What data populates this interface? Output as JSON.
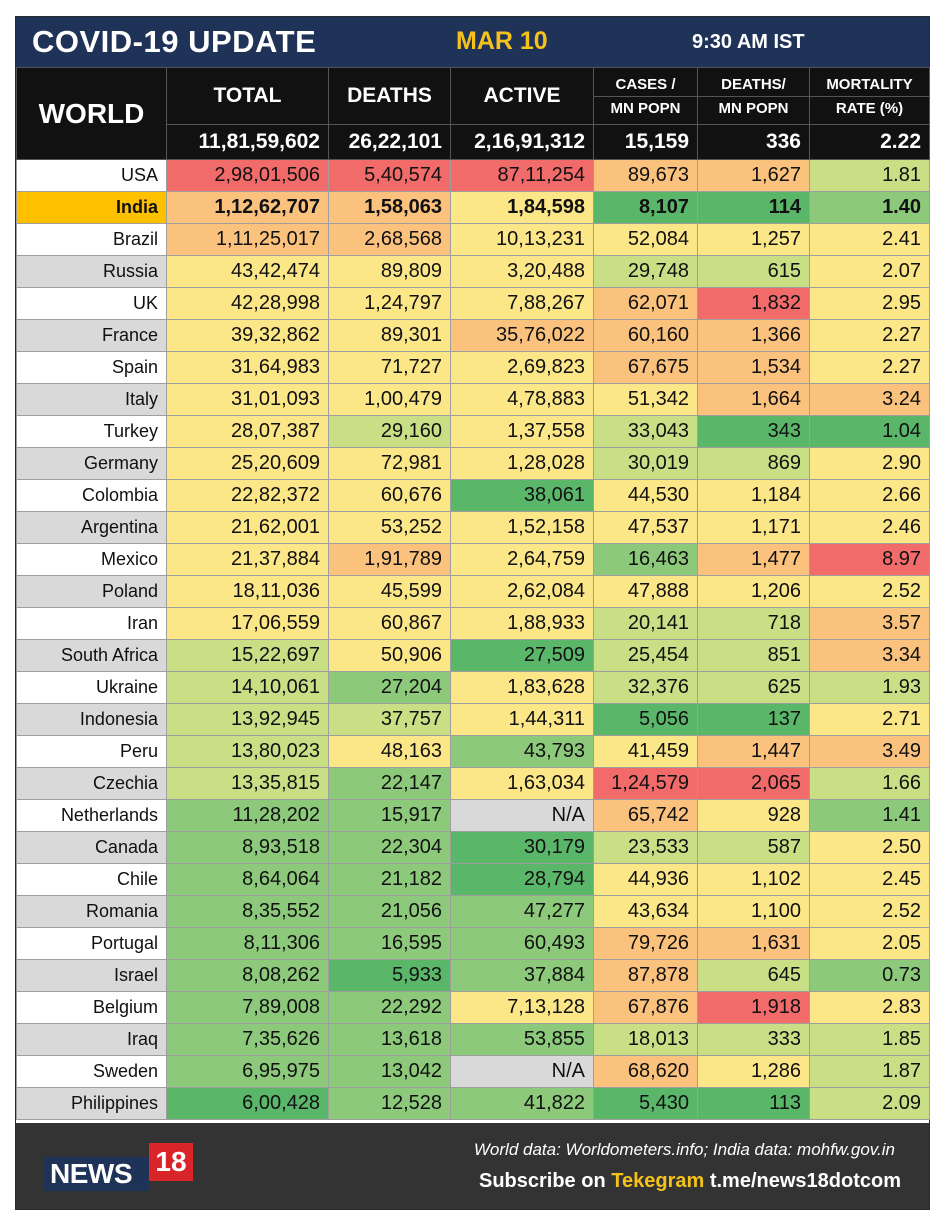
{
  "header": {
    "title": "COVID-19 UPDATE",
    "date": "MAR 10",
    "time": "9:30 AM IST"
  },
  "columns": {
    "world": "WORLD",
    "total": "TOTAL",
    "deaths": "DEATHS",
    "active": "ACTIVE",
    "cases_mn_1": "CASES /",
    "cases_mn_2": "MN POPN",
    "deaths_mn_1": "DEATHS/",
    "deaths_mn_2": "MN POPN",
    "mort_1": "MORTALITY",
    "mort_2": "RATE (%)"
  },
  "world_totals": {
    "total": "11,81,59,602",
    "deaths": "26,22,101",
    "active": "2,16,91,312",
    "cases_mn": "15,159",
    "deaths_mn": "336",
    "mortality": "2.22"
  },
  "colors": {
    "dark_green": "#5ab76a",
    "green": "#8cc97a",
    "yellow_green": "#c8df86",
    "yellow": "#fbe688",
    "orange": "#fbc27e",
    "red": "#f26b6b",
    "na": "#d9d9d9",
    "highlight": "#ffc000",
    "header_bg": "#1f3257"
  },
  "rows": [
    {
      "country": "USA",
      "total": "2,98,01,506",
      "deaths": "5,40,574",
      "active": "87,11,254",
      "cases_mn": "89,673",
      "deaths_mn": "1,627",
      "mortality": "1.81"
    },
    {
      "country": "India",
      "total": "1,12,62,707",
      "deaths": "1,58,063",
      "active": "1,84,598",
      "cases_mn": "8,107",
      "deaths_mn": "114",
      "mortality": "1.40"
    },
    {
      "country": "Brazil",
      "total": "1,11,25,017",
      "deaths": "2,68,568",
      "active": "10,13,231",
      "cases_mn": "52,084",
      "deaths_mn": "1,257",
      "mortality": "2.41"
    },
    {
      "country": "Russia",
      "total": "43,42,474",
      "deaths": "89,809",
      "active": "3,20,488",
      "cases_mn": "29,748",
      "deaths_mn": "615",
      "mortality": "2.07"
    },
    {
      "country": "UK",
      "total": "42,28,998",
      "deaths": "1,24,797",
      "active": "7,88,267",
      "cases_mn": "62,071",
      "deaths_mn": "1,832",
      "mortality": "2.95"
    },
    {
      "country": "France",
      "total": "39,32,862",
      "deaths": "89,301",
      "active": "35,76,022",
      "cases_mn": "60,160",
      "deaths_mn": "1,366",
      "mortality": "2.27"
    },
    {
      "country": "Spain",
      "total": "31,64,983",
      "deaths": "71,727",
      "active": "2,69,823",
      "cases_mn": "67,675",
      "deaths_mn": "1,534",
      "mortality": "2.27"
    },
    {
      "country": "Italy",
      "total": "31,01,093",
      "deaths": "1,00,479",
      "active": "4,78,883",
      "cases_mn": "51,342",
      "deaths_mn": "1,664",
      "mortality": "3.24"
    },
    {
      "country": "Turkey",
      "total": "28,07,387",
      "deaths": "29,160",
      "active": "1,37,558",
      "cases_mn": "33,043",
      "deaths_mn": "343",
      "mortality": "1.04"
    },
    {
      "country": "Germany",
      "total": "25,20,609",
      "deaths": "72,981",
      "active": "1,28,028",
      "cases_mn": "30,019",
      "deaths_mn": "869",
      "mortality": "2.90"
    },
    {
      "country": "Colombia",
      "total": "22,82,372",
      "deaths": "60,676",
      "active": "38,061",
      "cases_mn": "44,530",
      "deaths_mn": "1,184",
      "mortality": "2.66"
    },
    {
      "country": "Argentina",
      "total": "21,62,001",
      "deaths": "53,252",
      "active": "1,52,158",
      "cases_mn": "47,537",
      "deaths_mn": "1,171",
      "mortality": "2.46"
    },
    {
      "country": "Mexico",
      "total": "21,37,884",
      "deaths": "1,91,789",
      "active": "2,64,759",
      "cases_mn": "16,463",
      "deaths_mn": "1,477",
      "mortality": "8.97"
    },
    {
      "country": "Poland",
      "total": "18,11,036",
      "deaths": "45,599",
      "active": "2,62,084",
      "cases_mn": "47,888",
      "deaths_mn": "1,206",
      "mortality": "2.52"
    },
    {
      "country": "Iran",
      "total": "17,06,559",
      "deaths": "60,867",
      "active": "1,88,933",
      "cases_mn": "20,141",
      "deaths_mn": "718",
      "mortality": "3.57"
    },
    {
      "country": "South Africa",
      "total": "15,22,697",
      "deaths": "50,906",
      "active": "27,509",
      "cases_mn": "25,454",
      "deaths_mn": "851",
      "mortality": "3.34"
    },
    {
      "country": "Ukraine",
      "total": "14,10,061",
      "deaths": "27,204",
      "active": "1,83,628",
      "cases_mn": "32,376",
      "deaths_mn": "625",
      "mortality": "1.93"
    },
    {
      "country": "Indonesia",
      "total": "13,92,945",
      "deaths": "37,757",
      "active": "1,44,311",
      "cases_mn": "5,056",
      "deaths_mn": "137",
      "mortality": "2.71"
    },
    {
      "country": "Peru",
      "total": "13,80,023",
      "deaths": "48,163",
      "active": "43,793",
      "cases_mn": "41,459",
      "deaths_mn": "1,447",
      "mortality": "3.49"
    },
    {
      "country": "Czechia",
      "total": "13,35,815",
      "deaths": "22,147",
      "active": "1,63,034",
      "cases_mn": "1,24,579",
      "deaths_mn": "2,065",
      "mortality": "1.66"
    },
    {
      "country": "Netherlands",
      "total": "11,28,202",
      "deaths": "15,917",
      "active": "N/A",
      "cases_mn": "65,742",
      "deaths_mn": "928",
      "mortality": "1.41"
    },
    {
      "country": "Canada",
      "total": "8,93,518",
      "deaths": "22,304",
      "active": "30,179",
      "cases_mn": "23,533",
      "deaths_mn": "587",
      "mortality": "2.50"
    },
    {
      "country": "Chile",
      "total": "8,64,064",
      "deaths": "21,182",
      "active": "28,794",
      "cases_mn": "44,936",
      "deaths_mn": "1,102",
      "mortality": "2.45"
    },
    {
      "country": "Romania",
      "total": "8,35,552",
      "deaths": "21,056",
      "active": "47,277",
      "cases_mn": "43,634",
      "deaths_mn": "1,100",
      "mortality": "2.52"
    },
    {
      "country": "Portugal",
      "total": "8,11,306",
      "deaths": "16,595",
      "active": "60,493",
      "cases_mn": "79,726",
      "deaths_mn": "1,631",
      "mortality": "2.05"
    },
    {
      "country": "Israel",
      "total": "8,08,262",
      "deaths": "5,933",
      "active": "37,884",
      "cases_mn": "87,878",
      "deaths_mn": "645",
      "mortality": "0.73"
    },
    {
      "country": "Belgium",
      "total": "7,89,008",
      "deaths": "22,292",
      "active": "7,13,128",
      "cases_mn": "67,876",
      "deaths_mn": "1,918",
      "mortality": "2.83"
    },
    {
      "country": "Iraq",
      "total": "7,35,626",
      "deaths": "13,618",
      "active": "53,855",
      "cases_mn": "18,013",
      "deaths_mn": "333",
      "mortality": "1.85"
    },
    {
      "country": "Sweden",
      "total": "6,95,975",
      "deaths": "13,042",
      "active": "N/A",
      "cases_mn": "68,620",
      "deaths_mn": "1,286",
      "mortality": "1.87"
    },
    {
      "country": "Philippines",
      "total": "6,00,428",
      "deaths": "12,528",
      "active": "41,822",
      "cases_mn": "5,430",
      "deaths_mn": "113",
      "mortality": "2.09"
    }
  ],
  "footer": {
    "logo_text": "NEWS",
    "logo_number": "18",
    "source": "World data: Worldometers.info; India data: mohfw.gov.in",
    "subscribe_prefix": "Subscribe on",
    "subscribe_app": "Tekegram",
    "subscribe_link": "t.me/news18dotcom"
  }
}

Exercise aim: Give back every line exactly as it stands, pictures excluded.

Written response:
What data populates this interface? Output as JSON.
{
  "header": {
    "title": "COVID-19 UPDATE",
    "date": "MAR 10",
    "time": "9:30 AM IST"
  },
  "columns": {
    "world": "WORLD",
    "total": "TOTAL",
    "deaths": "DEATHS",
    "active": "ACTIVE",
    "cases_mn_1": "CASES /",
    "cases_mn_2": "MN POPN",
    "deaths_mn_1": "DEATHS/",
    "deaths_mn_2": "MN POPN",
    "mort_1": "MORTALITY",
    "mort_2": "RATE (%)"
  },
  "world_totals": {
    "total": "11,81,59,602",
    "deaths": "26,22,101",
    "active": "2,16,91,312",
    "cases_mn": "15,159",
    "deaths_mn": "336",
    "mortality": "2.22"
  },
  "colors": {
    "dark_green": "#5ab76a",
    "green": "#8cc97a",
    "yellow_green": "#c8df86",
    "yellow": "#fbe688",
    "orange": "#fbc27e",
    "red": "#f26b6b",
    "na": "#d9d9d9",
    "highlight": "#ffc000",
    "header_bg": "#1f3257"
  },
  "rows": [
    {
      "country": "USA",
      "total": "2,98,01,506",
      "deaths": "5,40,574",
      "active": "87,11,254",
      "cases_mn": "89,673",
      "deaths_mn": "1,627",
      "mortality": "1.81"
    },
    {
      "country": "India",
      "total": "1,12,62,707",
      "deaths": "1,58,063",
      "active": "1,84,598",
      "cases_mn": "8,107",
      "deaths_mn": "114",
      "mortality": "1.40"
    },
    {
      "country": "Brazil",
      "total": "1,11,25,017",
      "deaths": "2,68,568",
      "active": "10,13,231",
      "cases_mn": "52,084",
      "deaths_mn": "1,257",
      "mortality": "2.41"
    },
    {
      "country": "Russia",
      "total": "43,42,474",
      "deaths": "89,809",
      "active": "3,20,488",
      "cases_mn": "29,748",
      "deaths_mn": "615",
      "mortality": "2.07"
    },
    {
      "country": "UK",
      "total": "42,28,998",
      "deaths": "1,24,797",
      "active": "7,88,267",
      "cases_mn": "62,071",
      "deaths_mn": "1,832",
      "mortality": "2.95"
    },
    {
      "country": "France",
      "total": "39,32,862",
      "deaths": "89,301",
      "active": "35,76,022",
      "cases_mn": "60,160",
      "deaths_mn": "1,366",
      "mortality": "2.27"
    },
    {
      "country": "Spain",
      "total": "31,64,983",
      "deaths": "71,727",
      "active": "2,69,823",
      "cases_mn": "67,675",
      "deaths_mn": "1,534",
      "mortality": "2.27"
    },
    {
      "country": "Italy",
      "total": "31,01,093",
      "deaths": "1,00,479",
      "active": "4,78,883",
      "cases_mn": "51,342",
      "deaths_mn": "1,664",
      "mortality": "3.24"
    },
    {
      "country": "Turkey",
      "total": "28,07,387",
      "deaths": "29,160",
      "active": "1,37,558",
      "cases_mn": "33,043",
      "deaths_mn": "343",
      "mortality": "1.04"
    },
    {
      "country": "Germany",
      "total": "25,20,609",
      "deaths": "72,981",
      "active": "1,28,028",
      "cases_mn": "30,019",
      "deaths_mn": "869",
      "mortality": "2.90"
    },
    {
      "country": "Colombia",
      "total": "22,82,372",
      "deaths": "60,676",
      "active": "38,061",
      "cases_mn": "44,530",
      "deaths_mn": "1,184",
      "mortality": "2.66"
    },
    {
      "country": "Argentina",
      "total": "21,62,001",
      "deaths": "53,252",
      "active": "1,52,158",
      "cases_mn": "47,537",
      "deaths_mn": "1,171",
      "mortality": "2.46"
    },
    {
      "country": "Mexico",
      "total": "21,37,884",
      "deaths": "1,91,789",
      "active": "2,64,759",
      "cases_mn": "16,463",
      "deaths_mn": "1,477",
      "mortality": "8.97"
    },
    {
      "country": "Poland",
      "total": "18,11,036",
      "deaths": "45,599",
      "active": "2,62,084",
      "cases_mn": "47,888",
      "deaths_mn": "1,206",
      "mortality": "2.52"
    },
    {
      "country": "Iran",
      "total": "17,06,559",
      "deaths": "60,867",
      "active": "1,88,933",
      "cases_mn": "20,141",
      "deaths_mn": "718",
      "mortality": "3.57"
    },
    {
      "country": "South Africa",
      "total": "15,22,697",
      "deaths": "50,906",
      "active": "27,509",
      "cases_mn": "25,454",
      "deaths_mn": "851",
      "mortality": "3.34"
    },
    {
      "country": "Ukraine",
      "total": "14,10,061",
      "deaths": "27,204",
      "active": "1,83,628",
      "cases_mn": "32,376",
      "deaths_mn": "625",
      "mortality": "1.93"
    },
    {
      "country": "Indonesia",
      "total": "13,92,945",
      "deaths": "37,757",
      "active": "1,44,311",
      "cases_mn": "5,056",
      "deaths_mn": "137",
      "mortality": "2.71"
    },
    {
      "country": "Peru",
      "total": "13,80,023",
      "deaths": "48,163",
      "active": "43,793",
      "cases_mn": "41,459",
      "deaths_mn": "1,447",
      "mortality": "3.49"
    },
    {
      "country": "Czechia",
      "total": "13,35,815",
      "deaths": "22,147",
      "active": "1,63,034",
      "cases_mn": "1,24,579",
      "deaths_mn": "2,065",
      "mortality": "1.66"
    },
    {
      "country": "Netherlands",
      "total": "11,28,202",
      "deaths": "15,917",
      "active": "N/A",
      "cases_mn": "65,742",
      "deaths_mn": "928",
      "mortality": "1.41"
    },
    {
      "country": "Canada",
      "total": "8,93,518",
      "deaths": "22,304",
      "active": "30,179",
      "cases_mn": "23,533",
      "deaths_mn": "587",
      "mortality": "2.50"
    },
    {
      "country": "Chile",
      "total": "8,64,064",
      "deaths": "21,182",
      "active": "28,794",
      "cases_mn": "44,936",
      "deaths_mn": "1,102",
      "mortality": "2.45"
    },
    {
      "country": "Romania",
      "total": "8,35,552",
      "deaths": "21,056",
      "active": "47,277",
      "cases_mn": "43,634",
      "deaths_mn": "1,100",
      "mortality": "2.52"
    },
    {
      "country": "Portugal",
      "total": "8,11,306",
      "deaths": "16,595",
      "active": "60,493",
      "cases_mn": "79,726",
      "deaths_mn": "1,631",
      "mortality": "2.05"
    },
    {
      "country": "Israel",
      "total": "8,08,262",
      "deaths": "5,933",
      "active": "37,884",
      "cases_mn": "87,878",
      "deaths_mn": "645",
      "mortality": "0.73"
    },
    {
      "country": "Belgium",
      "total": "7,89,008",
      "deaths": "22,292",
      "active": "7,13,128",
      "cases_mn": "67,876",
      "deaths_mn": "1,918",
      "mortality": "2.83"
    },
    {
      "country": "Iraq",
      "total": "7,35,626",
      "deaths": "13,618",
      "active": "53,855",
      "cases_mn": "18,013",
      "deaths_mn": "333",
      "mortality": "1.85"
    },
    {
      "country": "Sweden",
      "total": "6,95,975",
      "deaths": "13,042",
      "active": "N/A",
      "cases_mn": "68,620",
      "deaths_mn": "1,286",
      "mortality": "1.87"
    },
    {
      "country": "Philippines",
      "total": "6,00,428",
      "deaths": "12,528",
      "active": "41,822",
      "cases_mn": "5,430",
      "deaths_mn": "113",
      "mortality": "2.09"
    }
  ],
  "footer": {
    "logo_text": "NEWS",
    "logo_number": "18",
    "source": "World data: Worldometers.info; India data: mohfw.gov.in",
    "subscribe_prefix": "Subscribe on",
    "subscribe_app": "Tekegram",
    "subscribe_link": "t.me/news18dotcom"
  }
}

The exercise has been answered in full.